Write out every entry exactly as it appears.
----- ENTRIES SUPPLIED
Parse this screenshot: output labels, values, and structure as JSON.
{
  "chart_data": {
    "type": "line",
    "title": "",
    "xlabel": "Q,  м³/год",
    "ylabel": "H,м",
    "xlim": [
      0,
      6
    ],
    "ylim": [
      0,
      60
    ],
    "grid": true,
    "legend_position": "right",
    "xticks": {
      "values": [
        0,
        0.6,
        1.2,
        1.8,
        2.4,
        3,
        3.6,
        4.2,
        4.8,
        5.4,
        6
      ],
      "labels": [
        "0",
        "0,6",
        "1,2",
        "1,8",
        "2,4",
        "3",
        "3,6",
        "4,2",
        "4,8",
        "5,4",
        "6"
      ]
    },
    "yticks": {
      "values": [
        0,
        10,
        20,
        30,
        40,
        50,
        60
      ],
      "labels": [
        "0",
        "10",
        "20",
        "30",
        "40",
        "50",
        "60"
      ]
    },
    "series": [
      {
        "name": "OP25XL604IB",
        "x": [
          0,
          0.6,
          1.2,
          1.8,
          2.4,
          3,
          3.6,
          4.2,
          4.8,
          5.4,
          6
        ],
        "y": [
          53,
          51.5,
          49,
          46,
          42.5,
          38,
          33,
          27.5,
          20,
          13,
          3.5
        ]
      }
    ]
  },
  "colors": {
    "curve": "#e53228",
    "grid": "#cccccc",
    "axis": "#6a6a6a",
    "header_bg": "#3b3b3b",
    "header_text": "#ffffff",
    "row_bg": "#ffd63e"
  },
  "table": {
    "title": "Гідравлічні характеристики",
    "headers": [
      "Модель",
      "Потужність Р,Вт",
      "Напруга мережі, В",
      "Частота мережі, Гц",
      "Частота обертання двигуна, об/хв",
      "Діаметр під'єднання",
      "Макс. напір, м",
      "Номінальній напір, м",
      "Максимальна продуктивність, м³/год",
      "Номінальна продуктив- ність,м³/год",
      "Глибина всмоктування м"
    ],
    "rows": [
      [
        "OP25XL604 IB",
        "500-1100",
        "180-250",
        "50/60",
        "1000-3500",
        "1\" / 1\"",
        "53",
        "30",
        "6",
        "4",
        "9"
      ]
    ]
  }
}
----------
WORKED SOLUTION -
Parse this screenshot: output labels, values, and structure as JSON.
{
  "chart_data": {
    "type": "line",
    "title": "",
    "xlabel": "Q,  м³/год",
    "ylabel": "H,м",
    "xlim": [
      0,
      6
    ],
    "ylim": [
      0,
      60
    ],
    "grid": true,
    "legend_position": "right",
    "xticks": {
      "values": [
        0,
        0.6,
        1.2,
        1.8,
        2.4,
        3,
        3.6,
        4.2,
        4.8,
        5.4,
        6
      ],
      "labels": [
        "0",
        "0,6",
        "1,2",
        "1,8",
        "2,4",
        "3",
        "3,6",
        "4,2",
        "4,8",
        "5,4",
        "6"
      ]
    },
    "yticks": {
      "values": [
        0,
        10,
        20,
        30,
        40,
        50,
        60
      ],
      "labels": [
        "0",
        "10",
        "20",
        "30",
        "40",
        "50",
        "60"
      ]
    },
    "series": [
      {
        "name": "OP25XL604IB",
        "x": [
          0,
          0.6,
          1.2,
          1.8,
          2.4,
          3,
          3.6,
          4.2,
          4.8,
          5.4,
          6
        ],
        "y": [
          53,
          51.5,
          49,
          46,
          42.5,
          38,
          33,
          27.5,
          20,
          13,
          3.5
        ]
      }
    ]
  },
  "colors": {
    "curve": "#e53228",
    "grid": "#cccccc",
    "axis": "#6a6a6a",
    "header_bg": "#3b3b3b",
    "header_text": "#ffffff",
    "row_bg": "#ffd63e"
  },
  "table": {
    "title": "Гідравлічні характеристики",
    "headers": [
      "Модель",
      "Потужність Р,Вт",
      "Напруга мережі, В",
      "Частота мережі, Гц",
      "Частота обертання двигуна, об/хв",
      "Діаметр під'єднання",
      "Макс. напір, м",
      "Номінальній напір, м",
      "Максимальна продуктивність, м³/год",
      "Номінальна продуктив- ність,м³/год",
      "Глибина всмоктування м"
    ],
    "rows": [
      [
        "OP25XL604 IB",
        "500-1100",
        "180-250",
        "50/60",
        "1000-3500",
        "1\" / 1\"",
        "53",
        "30",
        "6",
        "4",
        "9"
      ]
    ]
  }
}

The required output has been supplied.